§ Directions
Your job is to restate each entry word for word.

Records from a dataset

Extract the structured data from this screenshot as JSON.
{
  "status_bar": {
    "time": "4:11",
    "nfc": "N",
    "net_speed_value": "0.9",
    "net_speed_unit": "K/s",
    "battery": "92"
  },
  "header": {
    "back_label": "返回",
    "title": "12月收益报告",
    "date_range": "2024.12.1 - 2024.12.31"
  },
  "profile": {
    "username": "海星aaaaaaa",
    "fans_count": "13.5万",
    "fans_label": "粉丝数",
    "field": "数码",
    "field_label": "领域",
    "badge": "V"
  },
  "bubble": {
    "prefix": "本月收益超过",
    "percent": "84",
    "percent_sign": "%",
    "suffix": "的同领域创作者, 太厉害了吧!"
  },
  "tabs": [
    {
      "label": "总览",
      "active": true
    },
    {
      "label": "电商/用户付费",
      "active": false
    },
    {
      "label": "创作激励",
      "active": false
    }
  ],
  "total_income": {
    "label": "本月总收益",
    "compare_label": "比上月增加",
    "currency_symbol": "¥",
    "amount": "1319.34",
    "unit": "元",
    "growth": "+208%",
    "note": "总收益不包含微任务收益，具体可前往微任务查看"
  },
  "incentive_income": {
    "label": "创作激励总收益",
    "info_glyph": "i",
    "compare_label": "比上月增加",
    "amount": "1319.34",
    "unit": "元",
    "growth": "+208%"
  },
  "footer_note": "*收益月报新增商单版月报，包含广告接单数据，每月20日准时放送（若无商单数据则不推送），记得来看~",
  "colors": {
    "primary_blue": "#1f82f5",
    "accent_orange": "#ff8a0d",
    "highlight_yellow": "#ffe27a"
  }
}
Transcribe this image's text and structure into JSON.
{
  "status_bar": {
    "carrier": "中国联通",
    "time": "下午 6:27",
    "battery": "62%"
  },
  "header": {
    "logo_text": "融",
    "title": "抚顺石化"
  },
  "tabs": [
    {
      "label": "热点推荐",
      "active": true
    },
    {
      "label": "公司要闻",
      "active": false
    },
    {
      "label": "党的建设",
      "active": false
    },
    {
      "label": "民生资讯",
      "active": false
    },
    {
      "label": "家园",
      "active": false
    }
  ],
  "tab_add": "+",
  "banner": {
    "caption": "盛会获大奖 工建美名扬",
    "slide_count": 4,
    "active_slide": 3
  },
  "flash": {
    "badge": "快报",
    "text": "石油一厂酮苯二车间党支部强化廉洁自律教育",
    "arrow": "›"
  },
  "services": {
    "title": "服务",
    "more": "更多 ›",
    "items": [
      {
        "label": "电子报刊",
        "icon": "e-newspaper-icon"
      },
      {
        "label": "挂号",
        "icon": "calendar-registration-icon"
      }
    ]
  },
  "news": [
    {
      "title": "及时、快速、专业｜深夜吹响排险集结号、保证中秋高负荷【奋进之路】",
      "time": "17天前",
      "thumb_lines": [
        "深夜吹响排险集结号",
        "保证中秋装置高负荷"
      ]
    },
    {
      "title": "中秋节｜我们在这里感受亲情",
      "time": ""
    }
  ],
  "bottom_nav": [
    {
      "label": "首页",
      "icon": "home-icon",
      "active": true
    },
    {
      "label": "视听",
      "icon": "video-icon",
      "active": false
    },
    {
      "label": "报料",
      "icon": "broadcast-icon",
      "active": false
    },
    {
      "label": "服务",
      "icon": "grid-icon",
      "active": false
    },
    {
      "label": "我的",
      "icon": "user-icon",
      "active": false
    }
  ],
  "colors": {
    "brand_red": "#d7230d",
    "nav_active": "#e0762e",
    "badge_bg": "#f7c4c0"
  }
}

§ Right answer
Extract the structured data from this screenshot as JSON.
{
  "status_bar": {
    "time": "4:11",
    "nfc": "N",
    "net_speed_value": "0.9",
    "net_speed_unit": "K/s",
    "battery": "92"
  },
  "header": {
    "back_label": "返回",
    "title": "12月收益报告",
    "date_range": "2024.12.1 - 2024.12.31"
  },
  "profile": {
    "username": "海星aaaaaaa",
    "fans_count": "13.5万",
    "fans_label": "粉丝数",
    "field": "数码",
    "field_label": "领域",
    "badge": "V"
  },
  "bubble": {
    "prefix": "本月收益超过",
    "percent": "84",
    "percent_sign": "%",
    "suffix": "的同领域创作者, 太厉害了吧!"
  },
  "tabs": [
    {
      "label": "总览",
      "active": true
    },
    {
      "label": "电商/用户付费",
      "active": false
    },
    {
      "label": "创作激励",
      "active": false
    }
  ],
  "total_income": {
    "label": "本月总收益",
    "compare_label": "比上月增加",
    "currency_symbol": "¥",
    "amount": "1319.34",
    "unit": "元",
    "growth": "+208%",
    "note": "总收益不包含微任务收益，具体可前往微任务查看"
  },
  "incentive_income": {
    "label": "创作激励总收益",
    "info_glyph": "i",
    "compare_label": "比上月增加",
    "amount": "1319.34",
    "unit": "元",
    "growth": "+208%"
  },
  "footer_note": "*收益月报新增商单版月报，包含广告接单数据，每月20日准时放送（若无商单数据则不推送），记得来看~",
  "colors": {
    "primary_blue": "#1f82f5",
    "accent_orange": "#ff8a0d",
    "highlight_yellow": "#ffe27a"
  }
}
Transcribe this image's text and structure into JSON.
{
  "status_bar": {
    "carrier": "中国联通",
    "time": "下午 6:27",
    "battery": "62%"
  },
  "header": {
    "logo_text": "融",
    "title": "抚顺石化"
  },
  "tabs": [
    {
      "label": "热点推荐",
      "active": true
    },
    {
      "label": "公司要闻",
      "active": false
    },
    {
      "label": "党的建设",
      "active": false
    },
    {
      "label": "民生资讯",
      "active": false
    },
    {
      "label": "家园",
      "active": false
    }
  ],
  "tab_add": "+",
  "banner": {
    "caption": "盛会获大奖 工建美名扬",
    "slide_count": 4,
    "active_slide": 3
  },
  "flash": {
    "badge": "快报",
    "text": "石油一厂酮苯二车间党支部强化廉洁自律教育",
    "arrow": "›"
  },
  "services": {
    "title": "服务",
    "more": "更多 ›",
    "items": [
      {
        "label": "电子报刊",
        "icon": "e-newspaper-icon"
      },
      {
        "label": "挂号",
        "icon": "calendar-registration-icon"
      }
    ]
  },
  "news": [
    {
      "title": "及时、快速、专业｜深夜吹响排险集结号、保证中秋高负荷【奋进之路】",
      "time": "17天前",
      "thumb_lines": [
        "深夜吹响排险集结号",
        "保证中秋装置高负荷"
      ]
    },
    {
      "title": "中秋节｜我们在这里感受亲情",
      "time": ""
    }
  ],
  "bottom_nav": [
    {
      "label": "首页",
      "icon": "home-icon",
      "active": true
    },
    {
      "label": "视听",
      "icon": "video-icon",
      "active": false
    },
    {
      "label": "报料",
      "icon": "broadcast-icon",
      "active": false
    },
    {
      "label": "服务",
      "icon": "grid-icon",
      "active": false
    },
    {
      "label": "我的",
      "icon": "user-icon",
      "active": false
    }
  ],
  "colors": {
    "brand_red": "#d7230d",
    "nav_active": "#e0762e",
    "badge_bg": "#f7c4c0"
  }
}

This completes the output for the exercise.